• **What is required**
Print the records below exactly as they appear.

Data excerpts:
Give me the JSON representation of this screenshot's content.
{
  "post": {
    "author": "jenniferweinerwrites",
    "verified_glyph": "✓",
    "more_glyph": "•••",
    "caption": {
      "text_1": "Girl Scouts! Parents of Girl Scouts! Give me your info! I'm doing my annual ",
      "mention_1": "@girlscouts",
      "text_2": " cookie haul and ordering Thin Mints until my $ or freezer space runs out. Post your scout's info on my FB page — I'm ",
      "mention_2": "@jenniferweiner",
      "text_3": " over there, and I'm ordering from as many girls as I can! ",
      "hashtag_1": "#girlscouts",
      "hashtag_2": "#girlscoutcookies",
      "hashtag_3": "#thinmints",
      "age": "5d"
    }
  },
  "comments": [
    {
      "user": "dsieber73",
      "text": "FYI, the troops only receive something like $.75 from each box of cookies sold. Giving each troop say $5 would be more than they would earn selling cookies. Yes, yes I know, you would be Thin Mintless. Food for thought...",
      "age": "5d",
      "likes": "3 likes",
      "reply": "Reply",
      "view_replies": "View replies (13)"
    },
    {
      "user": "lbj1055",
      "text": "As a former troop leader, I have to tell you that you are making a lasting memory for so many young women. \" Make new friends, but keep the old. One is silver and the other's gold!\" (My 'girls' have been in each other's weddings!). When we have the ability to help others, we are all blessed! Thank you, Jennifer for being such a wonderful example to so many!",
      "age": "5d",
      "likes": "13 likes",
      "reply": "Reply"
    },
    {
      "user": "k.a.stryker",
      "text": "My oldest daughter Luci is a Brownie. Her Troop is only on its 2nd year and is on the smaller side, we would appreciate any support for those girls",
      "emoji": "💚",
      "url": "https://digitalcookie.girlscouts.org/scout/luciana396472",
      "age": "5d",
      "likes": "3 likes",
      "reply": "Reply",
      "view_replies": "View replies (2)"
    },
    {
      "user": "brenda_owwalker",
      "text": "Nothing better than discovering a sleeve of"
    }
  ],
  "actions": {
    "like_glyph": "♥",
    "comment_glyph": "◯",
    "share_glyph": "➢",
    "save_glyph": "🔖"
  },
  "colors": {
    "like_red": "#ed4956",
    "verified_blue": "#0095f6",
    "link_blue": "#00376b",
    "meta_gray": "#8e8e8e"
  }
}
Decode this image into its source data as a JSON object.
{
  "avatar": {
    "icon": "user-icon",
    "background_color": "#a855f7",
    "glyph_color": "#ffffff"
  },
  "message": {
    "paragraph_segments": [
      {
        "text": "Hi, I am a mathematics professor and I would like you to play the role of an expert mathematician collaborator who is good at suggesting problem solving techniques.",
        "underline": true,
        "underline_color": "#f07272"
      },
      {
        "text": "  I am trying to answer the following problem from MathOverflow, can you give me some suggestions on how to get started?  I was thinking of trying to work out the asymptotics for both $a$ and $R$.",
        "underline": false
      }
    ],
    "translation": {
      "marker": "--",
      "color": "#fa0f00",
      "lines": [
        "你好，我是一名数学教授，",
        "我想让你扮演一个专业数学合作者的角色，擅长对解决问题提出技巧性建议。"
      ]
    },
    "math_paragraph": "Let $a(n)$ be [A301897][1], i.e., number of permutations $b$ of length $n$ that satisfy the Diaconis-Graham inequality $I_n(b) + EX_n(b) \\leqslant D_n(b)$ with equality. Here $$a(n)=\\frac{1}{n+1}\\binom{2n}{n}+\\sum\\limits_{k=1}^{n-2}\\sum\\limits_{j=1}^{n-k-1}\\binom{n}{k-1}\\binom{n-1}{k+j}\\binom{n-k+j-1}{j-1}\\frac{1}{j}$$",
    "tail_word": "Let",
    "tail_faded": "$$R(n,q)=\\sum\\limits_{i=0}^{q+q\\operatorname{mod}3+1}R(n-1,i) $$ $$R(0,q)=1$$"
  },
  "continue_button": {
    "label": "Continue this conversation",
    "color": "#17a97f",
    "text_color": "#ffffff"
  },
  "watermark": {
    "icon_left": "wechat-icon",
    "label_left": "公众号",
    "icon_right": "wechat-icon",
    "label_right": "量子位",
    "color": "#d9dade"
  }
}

• **Full solution**
Give me the JSON representation of this screenshot's content.
{
  "post": {
    "author": "jenniferweinerwrites",
    "verified_glyph": "✓",
    "more_glyph": "•••",
    "caption": {
      "text_1": "Girl Scouts! Parents of Girl Scouts! Give me your info! I'm doing my annual ",
      "mention_1": "@girlscouts",
      "text_2": " cookie haul and ordering Thin Mints until my $ or freezer space runs out. Post your scout's info on my FB page — I'm ",
      "mention_2": "@jenniferweiner",
      "text_3": " over there, and I'm ordering from as many girls as I can! ",
      "hashtag_1": "#girlscouts",
      "hashtag_2": "#girlscoutcookies",
      "hashtag_3": "#thinmints",
      "age": "5d"
    }
  },
  "comments": [
    {
      "user": "dsieber73",
      "text": "FYI, the troops only receive something like $.75 from each box of cookies sold. Giving each troop say $5 would be more than they would earn selling cookies. Yes, yes I know, you would be Thin Mintless. Food for thought...",
      "age": "5d",
      "likes": "3 likes",
      "reply": "Reply",
      "view_replies": "View replies (13)"
    },
    {
      "user": "lbj1055",
      "text": "As a former troop leader, I have to tell you that you are making a lasting memory for so many young women. \" Make new friends, but keep the old. One is silver and the other's gold!\" (My 'girls' have been in each other's weddings!). When we have the ability to help others, we are all blessed! Thank you, Jennifer for being such a wonderful example to so many!",
      "age": "5d",
      "likes": "13 likes",
      "reply": "Reply"
    },
    {
      "user": "k.a.stryker",
      "text": "My oldest daughter Luci is a Brownie. Her Troop is only on its 2nd year and is on the smaller side, we would appreciate any support for those girls",
      "emoji": "💚",
      "url": "https://digitalcookie.girlscouts.org/scout/luciana396472",
      "age": "5d",
      "likes": "3 likes",
      "reply": "Reply",
      "view_replies": "View replies (2)"
    },
    {
      "user": "brenda_owwalker",
      "text": "Nothing better than discovering a sleeve of"
    }
  ],
  "actions": {
    "like_glyph": "♥",
    "comment_glyph": "◯",
    "share_glyph": "➢",
    "save_glyph": "🔖"
  },
  "colors": {
    "like_red": "#ed4956",
    "verified_blue": "#0095f6",
    "link_blue": "#00376b",
    "meta_gray": "#8e8e8e"
  }
}
Decode this image into its source data as a JSON object.
{
  "avatar": {
    "icon": "user-icon",
    "background_color": "#a855f7",
    "glyph_color": "#ffffff"
  },
  "message": {
    "paragraph_segments": [
      {
        "text": "Hi, I am a mathematics professor and I would like you to play the role of an expert mathematician collaborator who is good at suggesting problem solving techniques.",
        "underline": true,
        "underline_color": "#f07272"
      },
      {
        "text": "  I am trying to answer the following problem from MathOverflow, can you give me some suggestions on how to get started?  I was thinking of trying to work out the asymptotics for both $a$ and $R$.",
        "underline": false
      }
    ],
    "translation": {
      "marker": "--",
      "color": "#fa0f00",
      "lines": [
        "你好，我是一名数学教授，",
        "我想让你扮演一个专业数学合作者的角色，擅长对解决问题提出技巧性建议。"
      ]
    },
    "math_paragraph": "Let $a(n)$ be [A301897][1], i.e., number of permutations $b$ of length $n$ that satisfy the Diaconis-Graham inequality $I_n(b) + EX_n(b) \\leqslant D_n(b)$ with equality. Here $$a(n)=\\frac{1}{n+1}\\binom{2n}{n}+\\sum\\limits_{k=1}^{n-2}\\sum\\limits_{j=1}^{n-k-1}\\binom{n}{k-1}\\binom{n-1}{k+j}\\binom{n-k+j-1}{j-1}\\frac{1}{j}$$",
    "tail_word": "Let",
    "tail_faded": "$$R(n,q)=\\sum\\limits_{i=0}^{q+q\\operatorname{mod}3+1}R(n-1,i) $$ $$R(0,q)=1$$"
  },
  "continue_button": {
    "label": "Continue this conversation",
    "color": "#17a97f",
    "text_color": "#ffffff"
  },
  "watermark": {
    "icon_left": "wechat-icon",
    "label_left": "公众号",
    "icon_right": "wechat-icon",
    "label_right": "量子位",
    "color": "#d9dade"
  }
}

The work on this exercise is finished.